(Collected data entries)
• • • • •

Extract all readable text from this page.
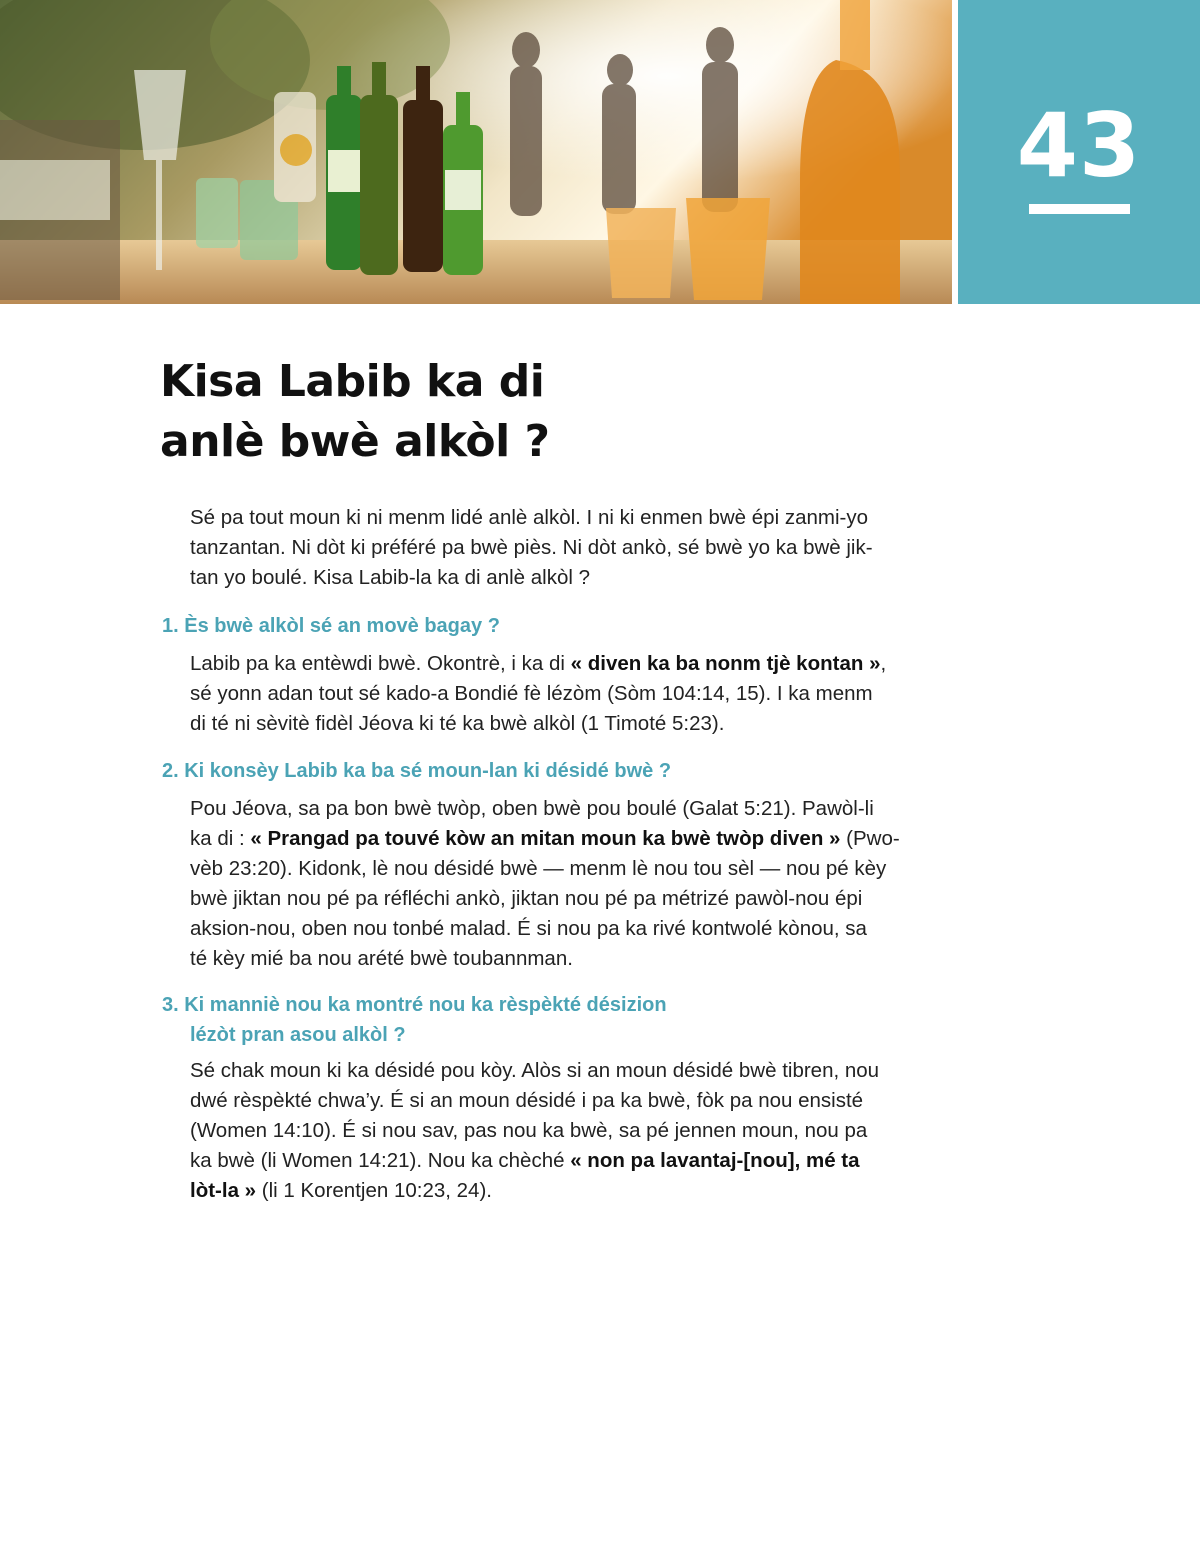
43
Kisa Labib ka di
anlè bwè alkòl ?
Sé pa tout moun ki ni menm lidé anlè alkòl. I ni ki enmen bwè épi zanmi-yo
tanzantan. Ni dòt ki préféré pa bwè piès. Ni dòt ankò, sé bwè yo ka bwè jik-
tan yo boulé. Kisa Labib-la ka di anlè alkòl ?
1. Ès bwè alkòl sé an movè bagay ?
Labib pa ka entèwdi bwè. Okontrè, i ka di « diven ka ba nonm tjè kontan »,
sé yonn adan tout sé kado-a Bondié fè lézòm (Sòm 104:14, 15). I ka menm
di té ni sèvitè fidèl Jéova ki té ka bwè alkòl (1 Timoté 5:23).
2. Ki konsèy Labib ka ba sé moun-lan ki désidé bwè ?
Pou Jéova, sa pa bon bwè twòp, oben bwè pou boulé (Galat 5:21). Pawòl-li
ka di : « Prangad pa touvé kòw an mitan moun ka bwè twòp diven » (Pwo-
vèb 23:20). Kidonk, lè nou désidé bwè — menm lè nou tou sèl — nou pé kèy
bwè jiktan nou pé pa réfléchi ankò, jiktan nou pé pa métrizé pawòl-nou épi
aksion-nou, oben nou tonbé malad. É si nou pa ka rivé kontwolé kònou, sa
té kèy mié ba nou arété bwè toubannman.
3. Ki manniè nou ka montré nou ka rèspèkté désizion
lézòt pran asou alkòl ?
Sé chak moun ki ka désidé pou kòy. Alòs si an moun désidé bwè tibren, nou
dwé rèspèkté chwa’y. É si an moun désidé i pa ka bwè, fòk pa nou ensisté
(Women 14:10). É si nou sav, pas nou ka bwè, sa pé jennen moun, nou pa
ka bwè (li Women 14:21). Nou ka chèché « non pa lavantaj-[nou], mé ta
lòt-la » (li 1 Korentjen 10:23, 24).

• • • • •

Quote in full the listing given above; the images are to be left out.

### Finished task
Extract all readable text from this page.
43
Kisa Labib ka di
anlè bwè alkòl ?
Sé pa tout moun ki ni menm lidé anlè alkòl. I ni ki enmen bwè épi zanmi-yo
tanzantan. Ni dòt ki préféré pa bwè piès. Ni dòt ankò, sé bwè yo ka bwè jik-
tan yo boulé. Kisa Labib-la ka di anlè alkòl ?
1. Ès bwè alkòl sé an movè bagay ?
Labib pa ka entèwdi bwè. Okontrè, i ka di « diven ka ba nonm tjè kontan »,
sé yonn adan tout sé kado-a Bondié fè lézòm (Sòm 104:14, 15). I ka menm
di té ni sèvitè fidèl Jéova ki té ka bwè alkòl (1 Timoté 5:23).
2. Ki konsèy Labib ka ba sé moun-lan ki désidé bwè ?
Pou Jéova, sa pa bon bwè twòp, oben bwè pou boulé (Galat 5:21). Pawòl-li
ka di : « Prangad pa touvé kòw an mitan moun ka bwè twòp diven » (Pwo-
vèb 23:20). Kidonk, lè nou désidé bwè — menm lè nou tou sèl — nou pé kèy
bwè jiktan nou pé pa réfléchi ankò, jiktan nou pé pa métrizé pawòl-nou épi
aksion-nou, oben nou tonbé malad. É si nou pa ka rivé kontwolé kònou, sa
té kèy mié ba nou arété bwè toubannman.
3. Ki manniè nou ka montré nou ka rèspèkté désizion
lézòt pran asou alkòl ?
Sé chak moun ki ka désidé pou kòy. Alòs si an moun désidé bwè tibren, nou
dwé rèspèkté chwa’y. É si an moun désidé i pa ka bwè, fòk pa nou ensisté
(Women 14:10). É si nou sav, pas nou ka bwè, sa pé jennen moun, nou pa
ka bwè (li Women 14:21). Nou ka chèché « non pa lavantaj-[nou], mé ta
lòt-la » (li 1 Korentjen 10:23, 24).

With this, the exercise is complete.